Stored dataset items
****************
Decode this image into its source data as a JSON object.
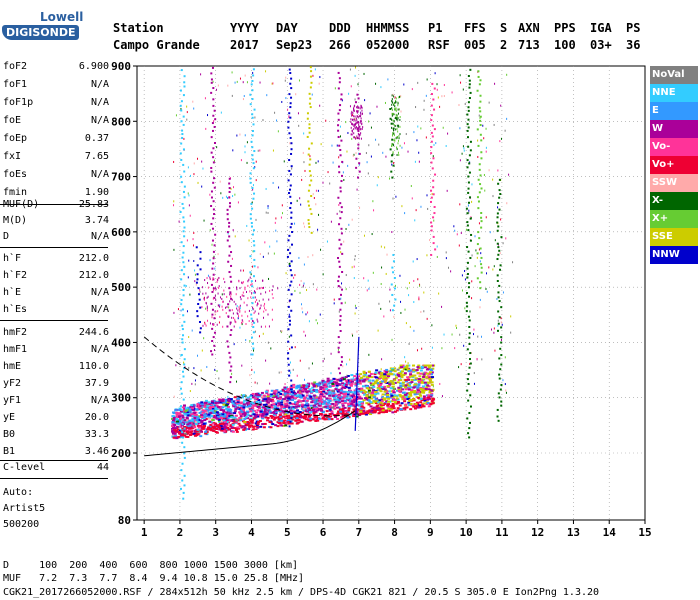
{
  "logo": {
    "top": "Lowell",
    "main": "DIGISONDE"
  },
  "header": {
    "row1": [
      "Station",
      "YYYY",
      "DAY",
      "DDD",
      "HHMMSS",
      "P1",
      "FFS",
      "S",
      "AXN",
      "PPS",
      "IGA",
      "PS"
    ],
    "row2": [
      "Campo Grande",
      "2017",
      "Sep23",
      "266",
      "052000",
      "RSF",
      "005",
      "2",
      "713",
      "100",
      "03+",
      "36"
    ]
  },
  "params": [
    {
      "label": "foF2",
      "value": "6.900"
    },
    {
      "label": "foF1",
      "value": "N/A"
    },
    {
      "label": "foF1p",
      "value": "N/A"
    },
    {
      "label": "foE",
      "value": "N/A"
    },
    {
      "label": "foEp",
      "value": "0.37"
    },
    {
      "label": "fxI",
      "value": "7.65"
    },
    {
      "label": "foEs",
      "value": "N/A"
    },
    {
      "label": "fmin",
      "value": "1.90"
    },
    {
      "label": "MUF(D)",
      "value": "25.83"
    },
    {
      "label": "M(D)",
      "value": "3.74"
    },
    {
      "label": "D",
      "value": "N/A"
    },
    {
      "label": "h`F",
      "value": "212.0"
    },
    {
      "label": "h`F2",
      "value": "212.0"
    },
    {
      "label": "h`E",
      "value": "N/A"
    },
    {
      "label": "h`Es",
      "value": "N/A"
    },
    {
      "label": "hmF2",
      "value": "244.6"
    },
    {
      "label": "hmF1",
      "value": "N/A"
    },
    {
      "label": "hmE",
      "value": "110.0"
    },
    {
      "label": "yF2",
      "value": "37.9"
    },
    {
      "label": "yF1",
      "value": "N/A"
    },
    {
      "label": "yE",
      "value": "20.0"
    },
    {
      "label": "B0",
      "value": "33.3"
    },
    {
      "label": "B1",
      "value": "3.46"
    },
    {
      "label": "C-level",
      "value": "44"
    }
  ],
  "auto": {
    "line1": "Auto:",
    "line2": "Artist5",
    "line3": "500200"
  },
  "legend": [
    {
      "label": "NoVal",
      "color": "#808080"
    },
    {
      "label": "NNE",
      "color": "#33ccff"
    },
    {
      "label": "E",
      "color": "#3399ff"
    },
    {
      "label": "W",
      "color": "#aa0099"
    },
    {
      "label": "Vo-",
      "color": "#ff3399"
    },
    {
      "label": "Vo+",
      "color": "#ee0033"
    },
    {
      "label": "SSW",
      "color": "#ffaaaa"
    },
    {
      "label": "X-",
      "color": "#006600"
    },
    {
      "label": "X+",
      "color": "#66cc33"
    },
    {
      "label": "SSE",
      "color": "#cccc00"
    },
    {
      "label": "NNW",
      "color": "#0000cc"
    }
  ],
  "axes": {
    "x_ticks": [
      "1",
      "2",
      "3",
      "4",
      "5",
      "6",
      "7",
      "8",
      "9",
      "10",
      "11",
      "12",
      "13",
      "14",
      "15"
    ],
    "y_ticks": [
      "80",
      "200",
      "300",
      "400",
      "500",
      "600",
      "700",
      "800",
      "900"
    ],
    "xlim": [
      0.8,
      15
    ],
    "ylim": [
      80,
      900
    ]
  },
  "footer": {
    "d_line": "D     100  200  400  600  800 1000 1500 3000 [km]",
    "muf_line": "MUF   7.2  7.3  7.7  8.4  9.4 10.8 15.0 25.8 [MHz]",
    "file_line": "CGK21_2017266052000.RSF / 284x512h 50 kHz 2.5 km / DPS-4D CGK21 821 / 20.5 S 305.0 E Ion2Png 1.3.20"
  }
}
****************
# CHALLENGE:
From the records above, pick out and copy each line holding the word "color".

# COMPLETE OUTPUT:
      "color": "#808080"
      "color": "#33ccff"
      "color": "#3399ff"
      "color": "#aa0099"
      "color": "#ff3399"
      "color": "#ee0033"
      "color": "#ffaaaa"
      "color": "#006600"
      "color": "#66cc33"
      "color": "#cccc00"
      "color": "#0000cc"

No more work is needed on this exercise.